> _SET EXERCISE_:
Pick out each line below containing "Itziga".

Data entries
================

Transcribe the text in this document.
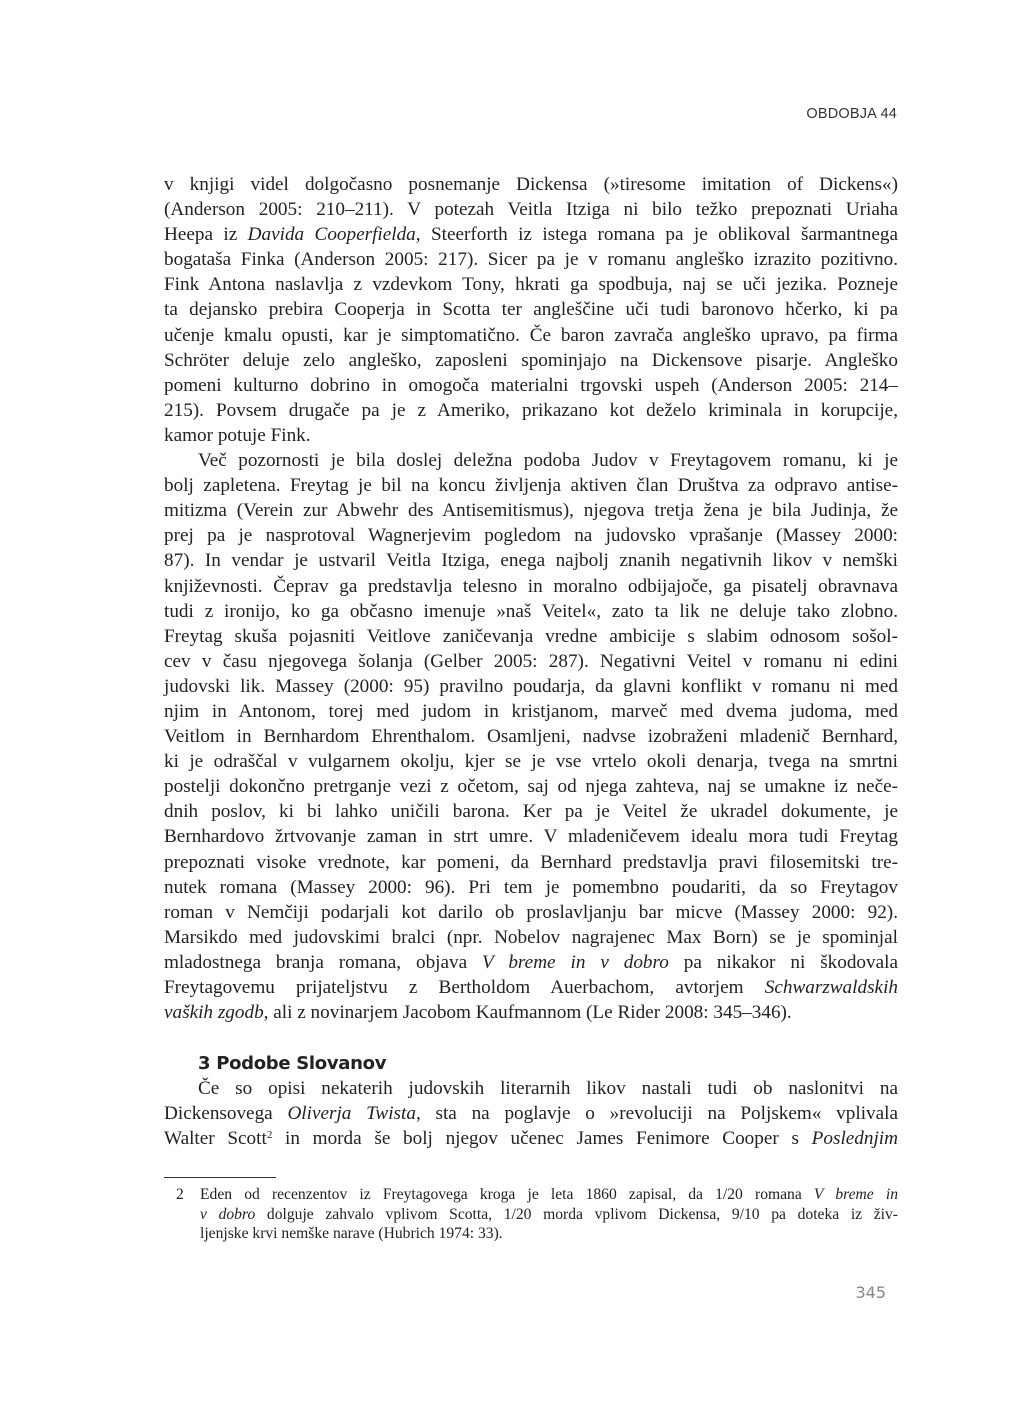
OBDOBJA 44

v knjigi videl dolgočasno posnemanje Dickensa (»tiresome imitation of Dickens«)
(Anderson 2005: 210–211). V potezah Veitla Itziga ni bilo težko prepoznati Uriaha
Heepa iz Davida Cooperfielda, Steerforth iz istega romana pa je oblikoval šarmantnega
bogataša Finka (Anderson 2005: 217). Sicer pa je v romanu angleško izrazito pozitivno.
Fink Antona naslavlja z vzdevkom Tony, hkrati ga spodbuja, naj se uči jezika. Pozneje
ta dejansko prebira Cooperja in Scotta ter angleščine uči tudi baronovo hčerko, ki pa
učenje kmalu opusti, kar je simptomatično. Če baron zavrača angleško upravo, pa firma
Schröter deluje zelo angleško, zaposleni spominjajo na Dickensove pisarje. Angleško
pomeni kulturno dobrino in omogoča materialni trgovski uspeh (Anderson 2005: 214–
215). Povsem drugače pa je z Ameriko, prikazano kot deželo kriminala in korupcije,
kamor potuje Fink.

Več pozornosti je bila doslej deležna podoba Judov v Freytagovem romanu, ki je
bolj zapletena. Freytag je bil na koncu življenja aktiven član Društva za odpravo antise-
mitizma (Verein zur Abwehr des Antisemitismus), njegova tretja žena je bila Judinja, že
prej pa je nasprotoval Wagnerjevim pogledom na judovsko vprašanje (Massey 2000:
87). In vendar je ustvaril Veitla Itziga, enega najbolj znanih negativnih likov v nemški
književnosti. Čeprav ga predstavlja telesno in moralno odbijajoče, ga pisatelj obravnava
tudi z ironijo, ko ga občasno imenuje »naš Veitel«, zato ta lik ne deluje tako zlobno.
Freytag skuša pojasniti Veitlove zaničevanja vredne ambicije s slabim odnosom sošol-
cev v času njegovega šolanja (Gelber 2005: 287). Negativni Veitel v romanu ni edini
judovski lik. Massey (2000: 95) pravilno poudarja, da glavni konflikt v romanu ni med
njim in Antonom, torej med judom in kristjanom, marveč med dvema judoma, med
Veitlom in Bernhardom Ehrenthalom. Osamljeni, nadvse izobraženi mladenič Bernhard,
ki je odraščal v vulgarnem okolju, kjer se je vse vrtelo okoli denarja, tvega na smrtni
postelji dokončno pretrganje vezi z očetom, saj od njega zahteva, naj se umakne iz neče-
dnih poslov, ki bi lahko uničili barona. Ker pa je Veitel že ukradel dokumente, je
Bernhardovo žrtvovanje zaman in strt umre. V mladeničevem idealu mora tudi Freytag
prepoznati visoke vrednote, kar pomeni, da Bernhard predstavlja pravi filosemitski tre-
nutek romana (Massey 2000: 96). Pri tem je pomembno poudariti, da so Freytagov
roman v Nemčiji podarjali kot darilo ob proslavljanju bar micve (Massey 2000: 92).
Marsikdo med judovskimi bralci (npr. Nobelov nagrajenec Max Born) se je spominjal
mladostnega branja romana, objava V breme in v dobro pa nikakor ni škodovala
Freytagovemu prijateljstvu z Bertholdom Auerbachom, avtorjem Schwarzwaldskih
vaških zgodb, ali z novinarjem Jacobom Kaufmannom (Le Rider 2008: 345–346).

3 Podobe Slovanov

Če so opisi nekaterih judovskih literarnih likov nastali tudi ob naslonitvi na
Dickensovega Oliverja Twista, sta na poglavje o »revoluciji na Poljskem« vplivala
Walter Scott$^2$ in morda še bolj njegov učenec James Fenimore Cooper s Poslednjim

2 Eden od recenzentov iz Freytagovega kroga je leta 1860 zapisal, da 1/20 romana V breme in
v dobro dolguje zahvalo vplivom Scotta, 1/20 morda vplivom Dickensa, 9/10 pa doteka iz živ-
ljenjske krvi nemške narave (Hubrich 1974: 33).
345
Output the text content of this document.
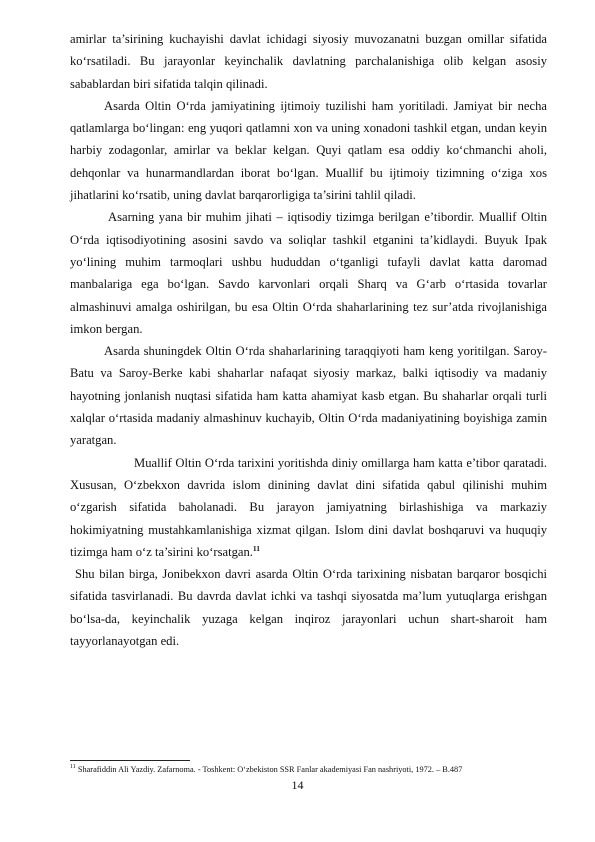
amirlar ta’sirining kuchayishi davlat ichidagi siyosiy muvozanatni buzgan omillar sifatida ko‘rsatiladi. Bu jarayonlar keyinchalik davlatning parchalanishiga olib kelgan asosiy sabablardan biri sifatida talqin qilinadi.

Asarda Oltin O‘rda jamiyatining ijtimoiy tuzilishi ham yoritiladi. Jamiyat bir necha qatlamlarga bo‘lingan: eng yuqori qatlamni xon va uning xonadoni tashkil etgan, undan keyin harbiy zodagonlar, amirlar va beklar kelgan. Quyi qatlam esa oddiy ko‘chmanchi aholi, dehqonlar va hunarmandlardan iborat bo‘lgan. Muallif bu ijtimoiy tizimning o‘ziga xos jihatlarini ko‘rsatib, uning davlat barqarorligiga ta’sirini tahlil qiladi.

Asarning yana bir muhim jihati – iqtisodiy tizimga berilgan e’tibordir. Muallif Oltin O‘rda iqtisodiyotining asosini savdo va soliqlar tashkil etganini ta’kidlaydi. Buyuk Ipak yo‘lining muhim tarmoqlari ushbu hududdan o‘tganligi tufayli davlat katta daromad manbalariga ega bo‘lgan. Savdo karvonlari orqali Sharq va G‘arb o‘rtasida tovarlar almashinuvi amalga oshirilgan, bu esa Oltin O‘rda shaharlarining tez sur’atda rivojlanishiga imkon bergan.

Asarda shuningdek Oltin O‘rda shaharlarining taraqqiyoti ham keng yoritilgan. Saroy-Batu va Saroy-Berke kabi shaharlar nafaqat siyosiy markaz, balki iqtisodiy va madaniy hayotning jonlanish nuqtasi sifatida ham katta ahamiyat kasb etgan. Bu shaharlar orqali turli xalqlar o‘rtasida madaniy almashinuv kuchayib, Oltin O‘rda madaniyatining boyishiga zamin yaratgan.

Muallif Oltin O‘rda tarixini yoritishda diniy omillarga ham katta e’tibor qaratadi. Xususan, O‘zbekxon davrida islom dinining davlat dini sifatida qabul qilinishi muhim o‘zgarish sifatida baholanadi. Bu jarayon jamiyatning birlashishiga va markaziy hokimiyatning mustahkamlanishiga xizmat qilgan. Islom dini davlat boshqaruvi va huquqiy tizimga ham o‘z ta’sirini ko‘rsatgan.$^{11}$

Shu bilan birga, Jonibekxon davri asarda Oltin O‘rda tarixining nisbatan barqaror bosqichi sifatida tasvirlanadi. Bu davrda davlat ichki va tashqi siyosatda ma’lum yutuqlarga erishgan bo‘lsa-da, keyinchalik yuzaga kelgan inqiroz jarayonlari uchun shart-sharoit ham tayyorlanayotgan edi.

$^{11}$ Sharafiddin Ali Yazdiy. Zafarnoma. - Toshkent: O‘zbekiston SSR Fanlar akademiyasi Fan nashriyoti, 1972. – B.487
14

================

> _EXERCISE RESULT_:
(Anderson 2005: 210–211). V potezah Veitla Itziga ni bilo težko prepoznati Uriaha
87). In vendar je ustvaril Veitla Itziga, enega najbolj znanih negativnih likov v nemški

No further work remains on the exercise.